[Stated goal] Return each line holding the string "name".
┌──
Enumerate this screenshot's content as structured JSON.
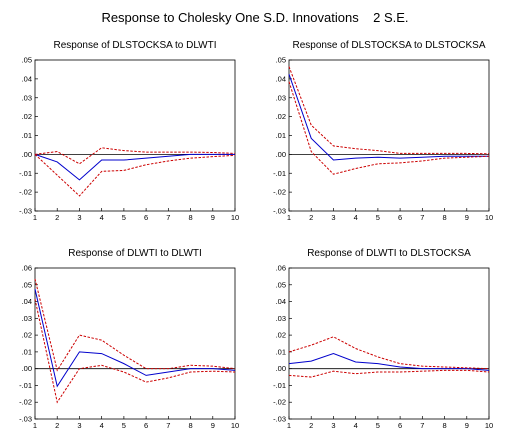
{
  "title": "Response to Cholesky One S.D. Innovations    2 S.E.",
  "chart_data": [
    {
      "type": "line",
      "title": "Response of DLSTOCKSA to DLWTI",
      "x": [
        1,
        2,
        3,
        4,
        5,
        6,
        7,
        8,
        9,
        10
      ],
      "xlim": [
        1,
        10
      ],
      "ylim": [
        -0.03,
        0.05
      ],
      "yticks": [
        ".05",
        ".04",
        ".03",
        ".02",
        ".01",
        ".00",
        "-.01",
        "-.02",
        "-.03"
      ],
      "xticks": [
        "1",
        "2",
        "3",
        "4",
        "5",
        "6",
        "7",
        "8",
        "9",
        "10"
      ],
      "series": [
        {
          "role": "response",
          "color": "#0000cc",
          "values": [
            0.0,
            -0.004,
            -0.0135,
            -0.003,
            -0.003,
            -0.002,
            -0.001,
            0.0,
            0.0,
            0.0
          ]
        },
        {
          "role": "upper",
          "color": "#cc0000",
          "values": [
            0.0,
            0.0015,
            -0.005,
            0.0035,
            0.002,
            0.0012,
            0.0012,
            0.0012,
            0.001,
            0.0005
          ]
        },
        {
          "role": "lower",
          "color": "#cc0000",
          "values": [
            0.0,
            -0.011,
            -0.022,
            -0.009,
            -0.0085,
            -0.0055,
            -0.0035,
            -0.002,
            -0.0012,
            -0.0005
          ]
        }
      ]
    },
    {
      "type": "line",
      "title": "Response of DLSTOCKSA to DLSTOCKSA",
      "x": [
        1,
        2,
        3,
        4,
        5,
        6,
        7,
        8,
        9,
        10
      ],
      "xlim": [
        1,
        10
      ],
      "ylim": [
        -0.03,
        0.05
      ],
      "yticks": [
        ".05",
        ".04",
        ".03",
        ".02",
        ".01",
        ".00",
        "-.01",
        "-.02",
        "-.03"
      ],
      "xticks": [
        "1",
        "2",
        "3",
        "4",
        "5",
        "6",
        "7",
        "8",
        "9",
        "10"
      ],
      "series": [
        {
          "role": "response",
          "color": "#0000cc",
          "values": [
            0.0425,
            0.0085,
            -0.003,
            -0.002,
            -0.0015,
            -0.002,
            -0.0015,
            -0.001,
            -0.001,
            -0.001
          ]
        },
        {
          "role": "upper",
          "color": "#cc0000",
          "values": [
            0.0465,
            0.0155,
            0.0045,
            0.003,
            0.002,
            0.0005,
            0.0005,
            0.0005,
            0.0005,
            0.0003
          ]
        },
        {
          "role": "lower",
          "color": "#cc0000",
          "values": [
            0.0385,
            0.0015,
            -0.0105,
            -0.0075,
            -0.005,
            -0.0045,
            -0.0035,
            -0.002,
            -0.0015,
            -0.001
          ]
        }
      ]
    },
    {
      "type": "line",
      "title": "Response of DLWTI to DLWTI",
      "x": [
        1,
        2,
        3,
        4,
        5,
        6,
        7,
        8,
        9,
        10
      ],
      "xlim": [
        1,
        10
      ],
      "ylim": [
        -0.03,
        0.06
      ],
      "yticks": [
        ".06",
        ".05",
        ".04",
        ".03",
        ".02",
        ".01",
        ".00",
        "-.01",
        "-.02",
        "-.03"
      ],
      "xticks": [
        "1",
        "2",
        "3",
        "4",
        "5",
        "6",
        "7",
        "8",
        "9",
        "10"
      ],
      "series": [
        {
          "role": "response",
          "color": "#0000cc",
          "values": [
            0.0475,
            -0.0105,
            0.01,
            0.009,
            0.003,
            -0.004,
            -0.002,
            0.0,
            0.0,
            -0.001
          ]
        },
        {
          "role": "upper",
          "color": "#cc0000",
          "values": [
            0.0535,
            -0.001,
            0.02,
            0.017,
            0.008,
            0.0,
            0.0,
            0.002,
            0.0015,
            0.0
          ]
        },
        {
          "role": "lower",
          "color": "#cc0000",
          "values": [
            0.0415,
            -0.02,
            0.0,
            0.002,
            -0.002,
            -0.008,
            -0.0055,
            -0.002,
            -0.0015,
            -0.002
          ]
        }
      ]
    },
    {
      "type": "line",
      "title": "Response of DLWTI to DLSTOCKSA",
      "x": [
        1,
        2,
        3,
        4,
        5,
        6,
        7,
        8,
        9,
        10
      ],
      "xlim": [
        1,
        10
      ],
      "ylim": [
        -0.03,
        0.06
      ],
      "yticks": [
        ".06",
        ".05",
        ".04",
        ".03",
        ".02",
        ".01",
        ".00",
        "-.01",
        "-.02",
        "-.03"
      ],
      "xticks": [
        "1",
        "2",
        "3",
        "4",
        "5",
        "6",
        "7",
        "8",
        "9",
        "10"
      ],
      "series": [
        {
          "role": "response",
          "color": "#0000cc",
          "values": [
            0.003,
            0.0045,
            0.009,
            0.004,
            0.003,
            0.001,
            0.0,
            0.0,
            0.0,
            -0.001
          ]
        },
        {
          "role": "upper",
          "color": "#cc0000",
          "values": [
            0.01,
            0.014,
            0.019,
            0.012,
            0.007,
            0.003,
            0.0015,
            0.001,
            0.0005,
            0.0
          ]
        },
        {
          "role": "lower",
          "color": "#cc0000",
          "values": [
            -0.004,
            -0.005,
            -0.0015,
            -0.003,
            -0.002,
            -0.002,
            -0.0015,
            -0.001,
            -0.001,
            -0.002
          ]
        }
      ]
    }
  ]
}
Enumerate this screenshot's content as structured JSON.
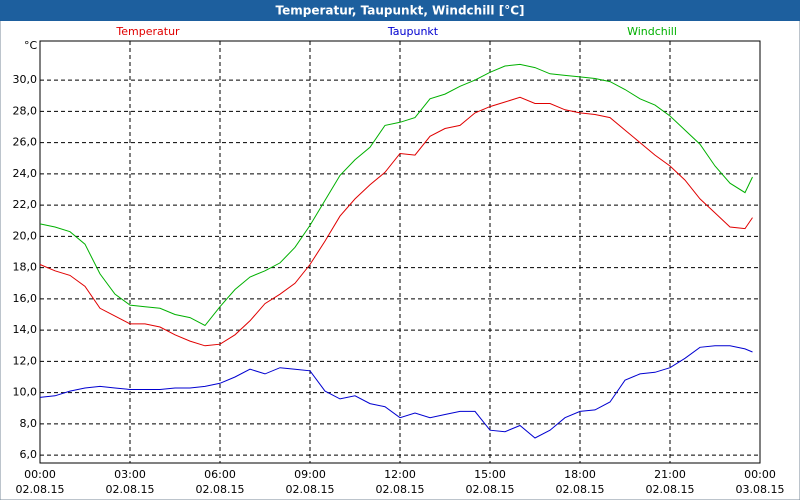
{
  "chart_data": {
    "type": "line",
    "title": "Temperatur, Taupunkt, Windchill [°C]",
    "y_unit": "°C",
    "x": [
      0,
      0.5,
      1,
      1.5,
      2,
      2.5,
      3,
      3.5,
      4,
      4.5,
      5,
      5.5,
      6,
      6.5,
      7,
      7.5,
      8,
      8.5,
      9,
      9.5,
      10,
      10.5,
      11,
      11.5,
      12,
      12.5,
      13,
      13.5,
      14,
      14.5,
      15,
      15.5,
      16,
      16.5,
      17,
      17.5,
      18,
      18.5,
      19,
      19.5,
      20,
      20.5,
      21,
      21.5,
      22,
      22.5,
      23,
      23.5,
      23.75
    ],
    "series": [
      {
        "name": "Temperatur",
        "color": "#e00000",
        "values": [
          18.2,
          17.8,
          17.5,
          16.8,
          15.4,
          14.9,
          14.4,
          14.4,
          14.2,
          13.7,
          13.3,
          13.0,
          13.1,
          13.7,
          14.6,
          15.7,
          16.3,
          17.0,
          18.2,
          19.7,
          21.3,
          22.4,
          23.3,
          24.1,
          25.3,
          25.2,
          26.4,
          26.9,
          27.1,
          27.9,
          28.3,
          28.6,
          28.9,
          28.5,
          28.5,
          28.1,
          27.9,
          27.8,
          27.6,
          26.8,
          26.0,
          25.2,
          24.5,
          23.6,
          22.4,
          21.5,
          20.6,
          20.5,
          21.2
        ]
      },
      {
        "name": "Taupunkt",
        "color": "#0000d0",
        "values": [
          9.7,
          9.8,
          10.1,
          10.3,
          10.4,
          10.3,
          10.2,
          10.2,
          10.2,
          10.3,
          10.3,
          10.4,
          10.6,
          11.0,
          11.5,
          11.2,
          11.6,
          11.5,
          11.4,
          10.1,
          9.6,
          9.8,
          9.3,
          9.1,
          8.4,
          8.7,
          8.4,
          8.6,
          8.8,
          8.8,
          7.6,
          7.5,
          7.9,
          7.1,
          7.6,
          8.4,
          8.8,
          8.9,
          9.4,
          10.8,
          11.2,
          11.3,
          11.6,
          12.2,
          12.9,
          13.0,
          13.0,
          12.8,
          12.6
        ]
      },
      {
        "name": "Windchill",
        "color": "#00b000",
        "values": [
          20.8,
          20.6,
          20.3,
          19.5,
          17.6,
          16.3,
          15.6,
          15.5,
          15.4,
          15.0,
          14.8,
          14.3,
          15.5,
          16.6,
          17.4,
          17.8,
          18.3,
          19.3,
          20.7,
          22.3,
          23.9,
          24.9,
          25.7,
          27.1,
          27.3,
          27.6,
          28.8,
          29.1,
          29.6,
          30.0,
          30.5,
          30.9,
          31.0,
          30.8,
          30.4,
          30.3,
          30.2,
          30.1,
          29.9,
          29.4,
          28.8,
          28.4,
          27.7,
          26.8,
          25.9,
          24.5,
          23.4,
          22.8,
          23.8
        ]
      }
    ],
    "xlim": [
      0,
      24
    ],
    "xticks": [
      {
        "value": 0,
        "label": "00:00"
      },
      {
        "value": 3,
        "label": "03:00"
      },
      {
        "value": 6,
        "label": "06:00"
      },
      {
        "value": 9,
        "label": "09:00"
      },
      {
        "value": 12,
        "label": "12:00"
      },
      {
        "value": 15,
        "label": "15:00"
      },
      {
        "value": 18,
        "label": "18:00"
      },
      {
        "value": 21,
        "label": "21:00"
      },
      {
        "value": 24,
        "label": "00:00"
      }
    ],
    "xtick_dates": [
      "02.08.15",
      "02.08.15",
      "02.08.15",
      "02.08.15",
      "02.08.15",
      "02.08.15",
      "02.08.15",
      "02.08.15",
      "03.08.15"
    ],
    "ylim": [
      5.5,
      32.5
    ],
    "yticks": [
      {
        "value": 6,
        "label": "6,0"
      },
      {
        "value": 8,
        "label": "8,0"
      },
      {
        "value": 10,
        "label": "10,0"
      },
      {
        "value": 12,
        "label": "12,0"
      },
      {
        "value": 14,
        "label": "14,0"
      },
      {
        "value": 16,
        "label": "16,0"
      },
      {
        "value": 18,
        "label": "18,0"
      },
      {
        "value": 20,
        "label": "20,0"
      },
      {
        "value": 22,
        "label": "22,0"
      },
      {
        "value": 24,
        "label": "24,0"
      },
      {
        "value": 26,
        "label": "26,0"
      },
      {
        "value": 28,
        "label": "28,0"
      },
      {
        "value": 30,
        "label": "30,0"
      }
    ],
    "grid": true
  }
}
└──
[Reply]
        "name": "Temperatur",
        "name": "Taupunkt",
        "name": "Windchill",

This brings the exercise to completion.